> Activity
Repeat every line of the data exactly; the pictures stay out.

> Records for processing

►

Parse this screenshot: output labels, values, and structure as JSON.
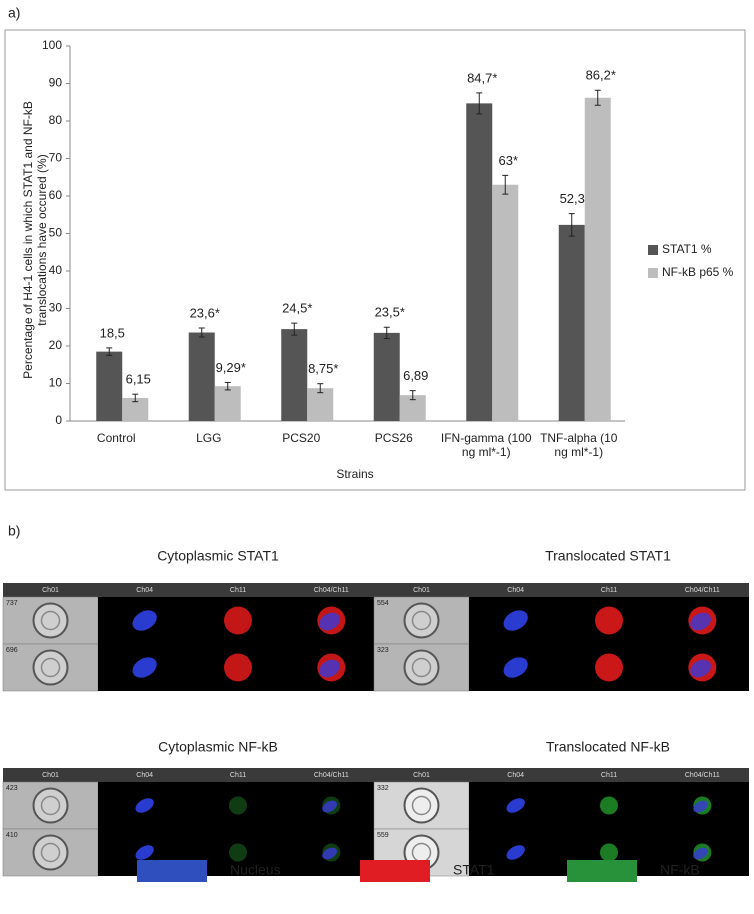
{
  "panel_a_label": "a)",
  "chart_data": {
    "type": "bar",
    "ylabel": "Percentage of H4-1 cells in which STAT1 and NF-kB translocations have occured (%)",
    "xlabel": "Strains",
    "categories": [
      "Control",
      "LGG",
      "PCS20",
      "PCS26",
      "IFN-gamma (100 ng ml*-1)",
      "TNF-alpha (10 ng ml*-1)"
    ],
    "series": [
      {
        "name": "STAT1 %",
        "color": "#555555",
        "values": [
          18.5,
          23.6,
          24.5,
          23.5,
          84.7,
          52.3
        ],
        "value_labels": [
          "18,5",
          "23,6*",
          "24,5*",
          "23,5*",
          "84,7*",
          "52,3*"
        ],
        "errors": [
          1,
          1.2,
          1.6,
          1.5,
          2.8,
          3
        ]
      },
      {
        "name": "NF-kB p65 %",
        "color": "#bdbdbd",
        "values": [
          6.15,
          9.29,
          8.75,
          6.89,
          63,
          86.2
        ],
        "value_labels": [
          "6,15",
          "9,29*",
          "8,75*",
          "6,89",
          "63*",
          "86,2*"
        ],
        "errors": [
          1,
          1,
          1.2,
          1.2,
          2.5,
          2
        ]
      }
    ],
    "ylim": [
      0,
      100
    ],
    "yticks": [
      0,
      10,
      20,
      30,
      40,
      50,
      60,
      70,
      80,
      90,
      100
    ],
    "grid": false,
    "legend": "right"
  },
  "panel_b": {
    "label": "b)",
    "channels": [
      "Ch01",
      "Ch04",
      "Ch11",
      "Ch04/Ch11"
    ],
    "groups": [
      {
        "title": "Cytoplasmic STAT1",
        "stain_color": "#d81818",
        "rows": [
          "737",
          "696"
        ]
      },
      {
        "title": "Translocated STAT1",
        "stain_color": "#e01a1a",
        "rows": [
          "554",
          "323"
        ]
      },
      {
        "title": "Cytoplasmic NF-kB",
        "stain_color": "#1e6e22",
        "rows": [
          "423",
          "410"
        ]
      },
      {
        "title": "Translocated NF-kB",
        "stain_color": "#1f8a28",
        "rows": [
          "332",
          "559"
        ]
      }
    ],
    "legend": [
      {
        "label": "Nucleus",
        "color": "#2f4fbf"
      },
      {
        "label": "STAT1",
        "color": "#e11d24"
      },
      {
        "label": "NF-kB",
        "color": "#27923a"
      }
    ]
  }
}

◄

> Result of the task
Parse this screenshot: output labels, values, and structure as JSON.
{
  "panel_a_label": "a)",
  "chart_data": {
    "type": "bar",
    "ylabel": "Percentage of H4-1 cells in which STAT1 and NF-kB translocations have occured (%)",
    "xlabel": "Strains",
    "categories": [
      "Control",
      "LGG",
      "PCS20",
      "PCS26",
      "IFN-gamma (100 ng ml*-1)",
      "TNF-alpha (10 ng ml*-1)"
    ],
    "series": [
      {
        "name": "STAT1 %",
        "color": "#555555",
        "values": [
          18.5,
          23.6,
          24.5,
          23.5,
          84.7,
          52.3
        ],
        "value_labels": [
          "18,5",
          "23,6*",
          "24,5*",
          "23,5*",
          "84,7*",
          "52,3*"
        ],
        "errors": [
          1,
          1.2,
          1.6,
          1.5,
          2.8,
          3
        ]
      },
      {
        "name": "NF-kB p65 %",
        "color": "#bdbdbd",
        "values": [
          6.15,
          9.29,
          8.75,
          6.89,
          63,
          86.2
        ],
        "value_labels": [
          "6,15",
          "9,29*",
          "8,75*",
          "6,89",
          "63*",
          "86,2*"
        ],
        "errors": [
          1,
          1,
          1.2,
          1.2,
          2.5,
          2
        ]
      }
    ],
    "ylim": [
      0,
      100
    ],
    "yticks": [
      0,
      10,
      20,
      30,
      40,
      50,
      60,
      70,
      80,
      90,
      100
    ],
    "grid": false,
    "legend": "right"
  },
  "panel_b": {
    "label": "b)",
    "channels": [
      "Ch01",
      "Ch04",
      "Ch11",
      "Ch04/Ch11"
    ],
    "groups": [
      {
        "title": "Cytoplasmic STAT1",
        "stain_color": "#d81818",
        "rows": [
          "737",
          "696"
        ]
      },
      {
        "title": "Translocated STAT1",
        "stain_color": "#e01a1a",
        "rows": [
          "554",
          "323"
        ]
      },
      {
        "title": "Cytoplasmic NF-kB",
        "stain_color": "#1e6e22",
        "rows": [
          "423",
          "410"
        ]
      },
      {
        "title": "Translocated NF-kB",
        "stain_color": "#1f8a28",
        "rows": [
          "332",
          "559"
        ]
      }
    ],
    "legend": [
      {
        "label": "Nucleus",
        "color": "#2f4fbf"
      },
      {
        "label": "STAT1",
        "color": "#e11d24"
      },
      {
        "label": "NF-kB",
        "color": "#27923a"
      }
    ]
  }
}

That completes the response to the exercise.